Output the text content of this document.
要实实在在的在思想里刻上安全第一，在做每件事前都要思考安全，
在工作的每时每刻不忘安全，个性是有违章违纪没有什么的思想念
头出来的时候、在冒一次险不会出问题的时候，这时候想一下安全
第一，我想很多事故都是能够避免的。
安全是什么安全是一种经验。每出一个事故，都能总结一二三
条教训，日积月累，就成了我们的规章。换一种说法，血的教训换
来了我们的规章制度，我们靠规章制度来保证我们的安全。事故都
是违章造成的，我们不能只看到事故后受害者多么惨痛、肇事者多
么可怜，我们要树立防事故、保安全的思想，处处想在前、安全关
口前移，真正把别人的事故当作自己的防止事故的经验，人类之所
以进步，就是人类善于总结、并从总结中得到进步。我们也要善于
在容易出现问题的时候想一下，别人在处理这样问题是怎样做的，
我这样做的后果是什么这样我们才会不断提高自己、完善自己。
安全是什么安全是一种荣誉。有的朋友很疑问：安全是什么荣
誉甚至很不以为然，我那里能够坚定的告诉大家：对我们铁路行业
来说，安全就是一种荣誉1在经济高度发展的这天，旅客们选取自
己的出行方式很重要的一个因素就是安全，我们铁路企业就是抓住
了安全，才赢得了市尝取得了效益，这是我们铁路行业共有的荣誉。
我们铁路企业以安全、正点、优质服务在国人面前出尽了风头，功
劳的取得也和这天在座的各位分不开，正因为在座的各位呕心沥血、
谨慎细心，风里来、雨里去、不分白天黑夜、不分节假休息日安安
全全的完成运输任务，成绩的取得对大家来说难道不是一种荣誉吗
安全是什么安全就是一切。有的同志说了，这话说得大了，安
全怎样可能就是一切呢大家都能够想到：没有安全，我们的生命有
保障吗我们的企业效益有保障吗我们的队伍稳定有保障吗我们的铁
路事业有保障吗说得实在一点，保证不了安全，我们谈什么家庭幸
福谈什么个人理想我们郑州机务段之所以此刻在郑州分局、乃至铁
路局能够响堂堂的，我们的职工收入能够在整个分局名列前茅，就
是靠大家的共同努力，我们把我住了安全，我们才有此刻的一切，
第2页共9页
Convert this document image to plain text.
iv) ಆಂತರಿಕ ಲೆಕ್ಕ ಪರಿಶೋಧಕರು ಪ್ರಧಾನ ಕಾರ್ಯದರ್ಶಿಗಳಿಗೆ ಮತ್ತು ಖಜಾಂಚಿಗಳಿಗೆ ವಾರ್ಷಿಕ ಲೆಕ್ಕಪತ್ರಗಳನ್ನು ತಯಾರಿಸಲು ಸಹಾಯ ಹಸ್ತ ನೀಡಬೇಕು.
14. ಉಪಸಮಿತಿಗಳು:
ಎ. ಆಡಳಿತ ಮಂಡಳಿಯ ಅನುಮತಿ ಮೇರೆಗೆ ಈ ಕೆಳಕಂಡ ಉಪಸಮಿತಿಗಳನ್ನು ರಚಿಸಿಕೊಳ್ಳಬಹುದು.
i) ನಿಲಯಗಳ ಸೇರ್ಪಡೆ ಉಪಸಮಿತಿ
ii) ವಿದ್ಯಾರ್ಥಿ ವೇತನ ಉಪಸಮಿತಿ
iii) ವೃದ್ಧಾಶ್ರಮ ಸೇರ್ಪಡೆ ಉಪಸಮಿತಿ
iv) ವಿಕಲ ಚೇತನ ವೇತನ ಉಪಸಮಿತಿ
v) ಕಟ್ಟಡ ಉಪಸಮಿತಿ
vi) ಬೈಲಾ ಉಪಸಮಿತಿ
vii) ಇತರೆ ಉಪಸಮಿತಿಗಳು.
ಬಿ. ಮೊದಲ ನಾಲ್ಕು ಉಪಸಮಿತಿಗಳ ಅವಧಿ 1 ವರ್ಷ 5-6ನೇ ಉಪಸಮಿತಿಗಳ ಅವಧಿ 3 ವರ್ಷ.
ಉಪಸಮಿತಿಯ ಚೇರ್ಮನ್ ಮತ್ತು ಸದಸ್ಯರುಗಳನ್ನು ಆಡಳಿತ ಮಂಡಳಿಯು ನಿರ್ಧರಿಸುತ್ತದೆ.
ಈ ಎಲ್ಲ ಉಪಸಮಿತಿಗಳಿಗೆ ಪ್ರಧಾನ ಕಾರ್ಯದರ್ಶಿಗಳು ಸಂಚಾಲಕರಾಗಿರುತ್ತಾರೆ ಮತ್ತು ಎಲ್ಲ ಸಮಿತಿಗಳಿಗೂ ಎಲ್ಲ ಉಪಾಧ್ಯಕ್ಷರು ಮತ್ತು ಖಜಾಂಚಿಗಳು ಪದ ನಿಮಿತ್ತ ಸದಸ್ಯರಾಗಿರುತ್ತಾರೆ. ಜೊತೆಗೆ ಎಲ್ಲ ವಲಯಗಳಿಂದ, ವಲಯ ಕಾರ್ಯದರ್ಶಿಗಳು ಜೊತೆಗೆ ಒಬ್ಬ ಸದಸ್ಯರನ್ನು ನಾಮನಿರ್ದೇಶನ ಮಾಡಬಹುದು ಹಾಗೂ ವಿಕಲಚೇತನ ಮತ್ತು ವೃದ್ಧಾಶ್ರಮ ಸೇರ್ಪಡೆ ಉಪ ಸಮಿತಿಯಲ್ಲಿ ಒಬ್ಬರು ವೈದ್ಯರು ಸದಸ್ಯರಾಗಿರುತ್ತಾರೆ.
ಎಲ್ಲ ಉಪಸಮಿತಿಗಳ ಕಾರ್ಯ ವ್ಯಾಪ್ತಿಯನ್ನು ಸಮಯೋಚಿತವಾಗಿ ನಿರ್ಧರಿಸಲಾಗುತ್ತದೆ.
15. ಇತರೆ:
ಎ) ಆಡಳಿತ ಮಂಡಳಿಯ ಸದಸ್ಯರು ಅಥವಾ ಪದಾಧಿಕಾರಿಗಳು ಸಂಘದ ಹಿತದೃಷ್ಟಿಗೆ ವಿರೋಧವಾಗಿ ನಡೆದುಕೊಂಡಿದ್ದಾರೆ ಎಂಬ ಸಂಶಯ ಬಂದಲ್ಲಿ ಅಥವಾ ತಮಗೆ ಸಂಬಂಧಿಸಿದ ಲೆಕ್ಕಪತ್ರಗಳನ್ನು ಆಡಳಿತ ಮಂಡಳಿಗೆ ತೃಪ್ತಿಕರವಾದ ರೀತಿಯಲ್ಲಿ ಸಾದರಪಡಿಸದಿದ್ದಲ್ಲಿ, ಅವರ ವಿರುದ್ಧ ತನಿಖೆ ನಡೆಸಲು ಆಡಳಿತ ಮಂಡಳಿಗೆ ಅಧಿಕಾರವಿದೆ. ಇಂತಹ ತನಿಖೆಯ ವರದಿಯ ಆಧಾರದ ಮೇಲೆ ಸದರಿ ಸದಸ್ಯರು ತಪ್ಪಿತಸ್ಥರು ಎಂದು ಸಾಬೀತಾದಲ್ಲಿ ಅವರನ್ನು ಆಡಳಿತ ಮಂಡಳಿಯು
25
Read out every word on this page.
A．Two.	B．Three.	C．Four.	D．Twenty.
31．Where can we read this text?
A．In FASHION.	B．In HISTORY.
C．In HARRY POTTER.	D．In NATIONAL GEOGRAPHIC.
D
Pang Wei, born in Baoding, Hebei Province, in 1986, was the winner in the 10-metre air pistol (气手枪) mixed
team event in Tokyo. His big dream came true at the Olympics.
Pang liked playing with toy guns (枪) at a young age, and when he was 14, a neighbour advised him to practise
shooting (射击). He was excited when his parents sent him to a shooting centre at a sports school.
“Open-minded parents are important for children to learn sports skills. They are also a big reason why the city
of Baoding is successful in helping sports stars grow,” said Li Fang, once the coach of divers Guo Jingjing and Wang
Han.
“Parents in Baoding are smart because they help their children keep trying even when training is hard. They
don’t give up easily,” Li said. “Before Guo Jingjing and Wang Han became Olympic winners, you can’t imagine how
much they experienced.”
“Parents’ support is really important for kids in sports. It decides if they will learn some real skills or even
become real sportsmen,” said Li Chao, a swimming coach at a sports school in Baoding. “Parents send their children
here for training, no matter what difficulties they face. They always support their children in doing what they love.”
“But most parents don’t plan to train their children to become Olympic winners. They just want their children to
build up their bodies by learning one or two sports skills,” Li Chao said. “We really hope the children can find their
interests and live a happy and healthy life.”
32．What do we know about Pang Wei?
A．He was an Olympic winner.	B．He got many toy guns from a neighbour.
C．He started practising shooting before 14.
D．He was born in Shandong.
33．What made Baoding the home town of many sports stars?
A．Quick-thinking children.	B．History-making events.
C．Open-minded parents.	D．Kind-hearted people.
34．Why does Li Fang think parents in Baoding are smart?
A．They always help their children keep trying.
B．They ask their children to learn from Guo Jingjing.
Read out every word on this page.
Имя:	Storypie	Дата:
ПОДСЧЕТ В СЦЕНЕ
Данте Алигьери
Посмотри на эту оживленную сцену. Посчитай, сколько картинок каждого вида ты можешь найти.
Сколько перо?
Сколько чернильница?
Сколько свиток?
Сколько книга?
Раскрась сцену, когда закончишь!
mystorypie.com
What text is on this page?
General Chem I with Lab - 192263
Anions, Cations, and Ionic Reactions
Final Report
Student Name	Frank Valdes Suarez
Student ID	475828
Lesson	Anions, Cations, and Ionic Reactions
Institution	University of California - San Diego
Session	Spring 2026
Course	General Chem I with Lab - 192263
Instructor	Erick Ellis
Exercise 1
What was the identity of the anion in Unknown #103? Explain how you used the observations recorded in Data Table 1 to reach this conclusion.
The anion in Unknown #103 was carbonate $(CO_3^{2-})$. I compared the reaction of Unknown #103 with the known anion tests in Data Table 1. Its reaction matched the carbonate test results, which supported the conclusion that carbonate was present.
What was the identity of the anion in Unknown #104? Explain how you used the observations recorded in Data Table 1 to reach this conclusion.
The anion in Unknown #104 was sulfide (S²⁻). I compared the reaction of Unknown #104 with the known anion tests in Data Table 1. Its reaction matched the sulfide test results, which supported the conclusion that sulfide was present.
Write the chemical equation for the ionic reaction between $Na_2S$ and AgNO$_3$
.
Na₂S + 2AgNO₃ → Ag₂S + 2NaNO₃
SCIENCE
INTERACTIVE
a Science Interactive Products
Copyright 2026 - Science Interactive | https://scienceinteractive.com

————————

§ Written instruction: Scan the records for the string "smart". Copy each line in which it appears.

§ The result:
“Parents in Baoding are smart because they help their children keep trying even when training is hard. They
34．Why does Li Fang think parents in Baoding are smart?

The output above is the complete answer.